*INSTRUCTIONS TO FOLLOW*
Select the lines of the records containing the word "that" and list them.

------ ITEMS ------

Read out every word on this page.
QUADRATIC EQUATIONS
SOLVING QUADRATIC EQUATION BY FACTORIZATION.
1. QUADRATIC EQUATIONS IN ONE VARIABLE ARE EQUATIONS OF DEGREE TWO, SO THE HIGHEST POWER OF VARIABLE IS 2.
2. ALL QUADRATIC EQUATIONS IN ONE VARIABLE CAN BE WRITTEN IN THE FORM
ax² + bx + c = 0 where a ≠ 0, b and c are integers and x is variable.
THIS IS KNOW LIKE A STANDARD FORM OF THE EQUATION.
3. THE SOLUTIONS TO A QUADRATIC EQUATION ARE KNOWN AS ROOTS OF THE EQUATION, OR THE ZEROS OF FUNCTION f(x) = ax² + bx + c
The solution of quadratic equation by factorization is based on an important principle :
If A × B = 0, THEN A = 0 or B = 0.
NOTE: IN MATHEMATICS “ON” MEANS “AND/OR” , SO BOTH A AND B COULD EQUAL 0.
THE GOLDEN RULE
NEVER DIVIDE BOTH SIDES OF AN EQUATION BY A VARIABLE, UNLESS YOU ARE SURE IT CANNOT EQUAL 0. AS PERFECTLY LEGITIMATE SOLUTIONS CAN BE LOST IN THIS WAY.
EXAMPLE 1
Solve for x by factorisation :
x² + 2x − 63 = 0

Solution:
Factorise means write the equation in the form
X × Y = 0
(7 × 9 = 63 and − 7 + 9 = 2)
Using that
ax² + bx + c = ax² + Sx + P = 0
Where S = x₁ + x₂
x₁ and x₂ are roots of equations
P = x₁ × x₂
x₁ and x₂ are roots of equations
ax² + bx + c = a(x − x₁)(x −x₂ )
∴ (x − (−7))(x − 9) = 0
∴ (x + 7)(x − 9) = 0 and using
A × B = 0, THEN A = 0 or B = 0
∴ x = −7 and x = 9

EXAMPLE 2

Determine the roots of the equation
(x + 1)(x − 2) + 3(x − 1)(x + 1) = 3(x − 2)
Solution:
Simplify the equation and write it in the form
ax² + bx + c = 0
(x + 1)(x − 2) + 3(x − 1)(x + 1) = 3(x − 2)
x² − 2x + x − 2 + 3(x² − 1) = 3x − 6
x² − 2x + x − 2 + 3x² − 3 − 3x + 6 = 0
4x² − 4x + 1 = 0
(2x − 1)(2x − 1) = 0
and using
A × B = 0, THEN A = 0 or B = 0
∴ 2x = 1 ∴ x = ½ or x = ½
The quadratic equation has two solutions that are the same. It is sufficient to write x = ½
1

------

*RESULT*
Using that
The quadratic equation has two solutions that are the same. It is sufficient to write x = ½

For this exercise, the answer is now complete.